* [Records to process]
────────────────

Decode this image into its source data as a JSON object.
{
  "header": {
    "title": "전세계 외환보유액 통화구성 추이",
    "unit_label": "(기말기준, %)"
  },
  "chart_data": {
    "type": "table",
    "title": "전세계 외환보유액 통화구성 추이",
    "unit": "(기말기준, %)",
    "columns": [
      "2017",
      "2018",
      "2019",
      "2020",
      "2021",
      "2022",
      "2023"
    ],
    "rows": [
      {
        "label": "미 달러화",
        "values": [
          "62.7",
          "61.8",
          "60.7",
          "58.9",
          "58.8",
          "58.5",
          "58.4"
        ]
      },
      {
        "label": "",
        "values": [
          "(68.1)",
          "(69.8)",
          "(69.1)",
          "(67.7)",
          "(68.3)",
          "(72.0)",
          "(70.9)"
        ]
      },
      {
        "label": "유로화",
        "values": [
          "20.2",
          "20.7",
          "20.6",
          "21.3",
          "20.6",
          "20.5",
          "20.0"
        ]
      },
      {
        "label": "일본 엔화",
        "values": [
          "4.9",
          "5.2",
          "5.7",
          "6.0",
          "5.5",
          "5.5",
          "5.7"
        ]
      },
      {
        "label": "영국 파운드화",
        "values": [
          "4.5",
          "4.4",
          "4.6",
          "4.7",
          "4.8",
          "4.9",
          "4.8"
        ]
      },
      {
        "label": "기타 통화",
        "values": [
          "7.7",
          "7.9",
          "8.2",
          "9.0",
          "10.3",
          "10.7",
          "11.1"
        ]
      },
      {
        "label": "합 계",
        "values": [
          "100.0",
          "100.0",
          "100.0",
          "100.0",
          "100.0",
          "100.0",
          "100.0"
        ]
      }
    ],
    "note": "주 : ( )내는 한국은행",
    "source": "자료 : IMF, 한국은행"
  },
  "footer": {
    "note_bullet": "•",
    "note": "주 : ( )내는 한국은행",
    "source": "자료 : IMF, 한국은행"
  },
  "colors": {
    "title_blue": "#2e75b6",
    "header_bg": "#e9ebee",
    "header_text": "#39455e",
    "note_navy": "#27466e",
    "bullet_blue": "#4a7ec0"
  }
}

────────────────

* [Problem to solve] Extract each record, keeping it identical to the original.

* [Complete output]
Decode this image into its source data as a JSON object.
{
  "header": {
    "title": "전세계 외환보유액 통화구성 추이",
    "unit_label": "(기말기준, %)"
  },
  "chart_data": {
    "type": "table",
    "title": "전세계 외환보유액 통화구성 추이",
    "unit": "(기말기준, %)",
    "columns": [
      "2017",
      "2018",
      "2019",
      "2020",
      "2021",
      "2022",
      "2023"
    ],
    "rows": [
      {
        "label": "미 달러화",
        "values": [
          "62.7",
          "61.8",
          "60.7",
          "58.9",
          "58.8",
          "58.5",
          "58.4"
        ]
      },
      {
        "label": "",
        "values": [
          "(68.1)",
          "(69.8)",
          "(69.1)",
          "(67.7)",
          "(68.3)",
          "(72.0)",
          "(70.9)"
        ]
      },
      {
        "label": "유로화",
        "values": [
          "20.2",
          "20.7",
          "20.6",
          "21.3",
          "20.6",
          "20.5",
          "20.0"
        ]
      },
      {
        "label": "일본 엔화",
        "values": [
          "4.9",
          "5.2",
          "5.7",
          "6.0",
          "5.5",
          "5.5",
          "5.7"
        ]
      },
      {
        "label": "영국 파운드화",
        "values": [
          "4.5",
          "4.4",
          "4.6",
          "4.7",
          "4.8",
          "4.9",
          "4.8"
        ]
      },
      {
        "label": "기타 통화",
        "values": [
          "7.7",
          "7.9",
          "8.2",
          "9.0",
          "10.3",
          "10.7",
          "11.1"
        ]
      },
      {
        "label": "합 계",
        "values": [
          "100.0",
          "100.0",
          "100.0",
          "100.0",
          "100.0",
          "100.0",
          "100.0"
        ]
      }
    ],
    "note": "주 : ( )내는 한국은행",
    "source": "자료 : IMF, 한국은행"
  },
  "footer": {
    "note_bullet": "•",
    "note": "주 : ( )내는 한국은행",
    "source": "자료 : IMF, 한국은행"
  },
  "colors": {
    "title_blue": "#2e75b6",
    "header_bg": "#e9ebee",
    "header_text": "#39455e",
    "note_navy": "#27466e",
    "bullet_blue": "#4a7ec0"
  }
}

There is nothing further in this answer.